--- START DATA ROWS ---
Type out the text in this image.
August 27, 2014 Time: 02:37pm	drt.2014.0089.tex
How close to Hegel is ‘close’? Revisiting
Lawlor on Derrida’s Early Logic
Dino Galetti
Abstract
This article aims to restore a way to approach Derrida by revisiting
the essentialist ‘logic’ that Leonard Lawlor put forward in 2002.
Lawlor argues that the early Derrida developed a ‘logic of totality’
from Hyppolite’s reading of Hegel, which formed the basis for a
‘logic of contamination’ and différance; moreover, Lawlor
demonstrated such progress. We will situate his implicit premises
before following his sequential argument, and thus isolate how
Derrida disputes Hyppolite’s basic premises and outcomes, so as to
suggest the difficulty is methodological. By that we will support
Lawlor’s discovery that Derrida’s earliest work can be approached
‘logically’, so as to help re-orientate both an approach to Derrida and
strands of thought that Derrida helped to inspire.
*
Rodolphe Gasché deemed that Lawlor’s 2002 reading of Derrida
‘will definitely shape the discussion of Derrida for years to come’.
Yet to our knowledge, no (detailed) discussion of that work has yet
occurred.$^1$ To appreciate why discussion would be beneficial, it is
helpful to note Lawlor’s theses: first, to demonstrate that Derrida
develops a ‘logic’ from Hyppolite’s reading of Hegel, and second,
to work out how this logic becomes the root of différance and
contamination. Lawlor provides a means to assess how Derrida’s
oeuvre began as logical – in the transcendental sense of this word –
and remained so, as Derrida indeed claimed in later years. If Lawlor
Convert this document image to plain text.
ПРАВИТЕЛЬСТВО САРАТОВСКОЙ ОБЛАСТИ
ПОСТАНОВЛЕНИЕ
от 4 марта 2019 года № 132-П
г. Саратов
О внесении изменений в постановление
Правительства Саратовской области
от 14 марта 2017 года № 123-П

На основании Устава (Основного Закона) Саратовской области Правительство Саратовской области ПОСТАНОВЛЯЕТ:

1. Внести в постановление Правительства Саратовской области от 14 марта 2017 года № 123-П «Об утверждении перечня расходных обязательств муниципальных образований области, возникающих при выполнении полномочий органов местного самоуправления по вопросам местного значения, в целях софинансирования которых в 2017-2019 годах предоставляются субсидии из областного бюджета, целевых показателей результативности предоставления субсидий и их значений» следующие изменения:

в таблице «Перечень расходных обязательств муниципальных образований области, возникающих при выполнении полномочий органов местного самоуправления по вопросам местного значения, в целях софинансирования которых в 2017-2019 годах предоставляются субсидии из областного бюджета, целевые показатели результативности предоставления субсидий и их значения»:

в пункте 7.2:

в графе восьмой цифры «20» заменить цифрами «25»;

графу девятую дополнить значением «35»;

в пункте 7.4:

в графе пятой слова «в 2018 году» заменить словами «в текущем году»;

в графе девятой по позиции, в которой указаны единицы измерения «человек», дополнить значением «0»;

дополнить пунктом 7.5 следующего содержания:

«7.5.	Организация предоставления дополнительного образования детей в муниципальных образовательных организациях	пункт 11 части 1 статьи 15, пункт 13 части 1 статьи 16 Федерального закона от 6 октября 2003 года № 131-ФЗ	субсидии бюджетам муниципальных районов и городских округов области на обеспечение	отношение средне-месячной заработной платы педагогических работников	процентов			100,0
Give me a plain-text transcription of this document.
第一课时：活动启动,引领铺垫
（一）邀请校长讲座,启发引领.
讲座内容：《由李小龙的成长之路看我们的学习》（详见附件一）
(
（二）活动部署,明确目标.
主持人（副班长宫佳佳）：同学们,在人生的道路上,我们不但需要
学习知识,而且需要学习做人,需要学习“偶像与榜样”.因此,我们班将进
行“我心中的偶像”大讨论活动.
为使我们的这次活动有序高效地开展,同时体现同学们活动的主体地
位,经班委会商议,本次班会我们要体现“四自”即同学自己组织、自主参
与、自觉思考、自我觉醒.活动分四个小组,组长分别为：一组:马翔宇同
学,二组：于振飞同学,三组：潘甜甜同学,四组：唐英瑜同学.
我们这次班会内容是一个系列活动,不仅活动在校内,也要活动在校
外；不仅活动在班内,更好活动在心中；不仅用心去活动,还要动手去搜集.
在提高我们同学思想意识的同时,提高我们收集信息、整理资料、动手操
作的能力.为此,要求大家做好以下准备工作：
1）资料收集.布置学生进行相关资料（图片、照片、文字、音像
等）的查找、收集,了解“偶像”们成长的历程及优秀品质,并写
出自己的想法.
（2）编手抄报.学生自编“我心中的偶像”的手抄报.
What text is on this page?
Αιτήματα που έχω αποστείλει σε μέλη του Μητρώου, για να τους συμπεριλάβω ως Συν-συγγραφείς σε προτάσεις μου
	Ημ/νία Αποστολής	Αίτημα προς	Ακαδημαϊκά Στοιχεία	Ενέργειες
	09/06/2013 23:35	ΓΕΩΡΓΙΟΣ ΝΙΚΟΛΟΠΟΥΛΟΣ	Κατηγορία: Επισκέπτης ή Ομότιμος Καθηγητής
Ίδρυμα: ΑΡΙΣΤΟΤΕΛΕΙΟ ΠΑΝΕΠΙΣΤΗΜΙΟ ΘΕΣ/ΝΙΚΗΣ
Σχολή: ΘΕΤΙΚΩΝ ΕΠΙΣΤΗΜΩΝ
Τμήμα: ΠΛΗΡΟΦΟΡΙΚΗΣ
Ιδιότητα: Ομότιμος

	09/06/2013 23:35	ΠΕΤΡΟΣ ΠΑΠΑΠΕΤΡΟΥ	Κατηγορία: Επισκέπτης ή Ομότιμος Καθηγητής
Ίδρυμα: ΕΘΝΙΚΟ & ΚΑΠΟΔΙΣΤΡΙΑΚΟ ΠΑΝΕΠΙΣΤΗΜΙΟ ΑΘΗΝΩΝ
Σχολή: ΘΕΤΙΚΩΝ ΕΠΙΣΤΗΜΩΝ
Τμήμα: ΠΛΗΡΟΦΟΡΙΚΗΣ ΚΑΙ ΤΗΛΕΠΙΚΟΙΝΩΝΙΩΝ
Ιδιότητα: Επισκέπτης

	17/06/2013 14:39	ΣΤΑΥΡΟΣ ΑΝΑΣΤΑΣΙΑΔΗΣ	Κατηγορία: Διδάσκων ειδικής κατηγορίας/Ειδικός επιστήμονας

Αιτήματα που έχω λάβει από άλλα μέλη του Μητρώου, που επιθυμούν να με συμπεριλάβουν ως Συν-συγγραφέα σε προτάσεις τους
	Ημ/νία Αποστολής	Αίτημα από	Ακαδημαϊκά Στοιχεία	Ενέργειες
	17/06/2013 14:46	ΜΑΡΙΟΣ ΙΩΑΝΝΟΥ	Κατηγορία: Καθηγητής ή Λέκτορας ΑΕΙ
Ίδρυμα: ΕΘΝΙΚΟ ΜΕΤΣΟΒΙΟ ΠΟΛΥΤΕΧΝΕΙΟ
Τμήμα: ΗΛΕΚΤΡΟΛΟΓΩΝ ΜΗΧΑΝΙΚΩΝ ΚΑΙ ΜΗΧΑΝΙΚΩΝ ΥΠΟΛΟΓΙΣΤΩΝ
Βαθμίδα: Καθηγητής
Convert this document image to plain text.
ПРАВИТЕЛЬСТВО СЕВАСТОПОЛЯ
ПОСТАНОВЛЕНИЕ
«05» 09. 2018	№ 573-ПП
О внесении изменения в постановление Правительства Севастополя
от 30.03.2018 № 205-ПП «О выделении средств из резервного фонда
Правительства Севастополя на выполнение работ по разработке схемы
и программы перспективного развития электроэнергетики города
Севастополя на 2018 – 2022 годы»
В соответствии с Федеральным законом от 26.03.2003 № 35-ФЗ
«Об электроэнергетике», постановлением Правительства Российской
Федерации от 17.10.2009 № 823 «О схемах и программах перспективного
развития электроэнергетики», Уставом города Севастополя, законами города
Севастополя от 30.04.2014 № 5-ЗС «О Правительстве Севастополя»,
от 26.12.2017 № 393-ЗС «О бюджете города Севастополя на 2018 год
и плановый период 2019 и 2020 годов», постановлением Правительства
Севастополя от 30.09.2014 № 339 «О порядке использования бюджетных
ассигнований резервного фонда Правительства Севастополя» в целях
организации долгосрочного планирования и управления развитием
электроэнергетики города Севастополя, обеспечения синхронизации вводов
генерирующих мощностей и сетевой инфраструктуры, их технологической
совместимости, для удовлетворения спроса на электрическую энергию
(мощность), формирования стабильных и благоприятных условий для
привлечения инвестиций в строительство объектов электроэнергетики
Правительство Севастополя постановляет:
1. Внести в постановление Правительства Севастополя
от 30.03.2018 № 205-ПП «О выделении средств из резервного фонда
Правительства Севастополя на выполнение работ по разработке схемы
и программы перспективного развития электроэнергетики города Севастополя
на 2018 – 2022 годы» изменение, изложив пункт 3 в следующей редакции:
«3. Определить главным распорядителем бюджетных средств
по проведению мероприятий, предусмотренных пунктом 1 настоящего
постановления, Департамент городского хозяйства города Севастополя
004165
--- END DATA ROWS ---
From the material above, gather all lines that include the string "Αίτημα" and copy them.

	Ημ/νία Αποστολής	Αίτημα προς	Ακαδημαϊκά Στοιχεία	Ενέργειες
	Ημ/νία Αποστολής	Αίτημα από	Ακαδημαϊκά Στοιχεία	Ενέργειες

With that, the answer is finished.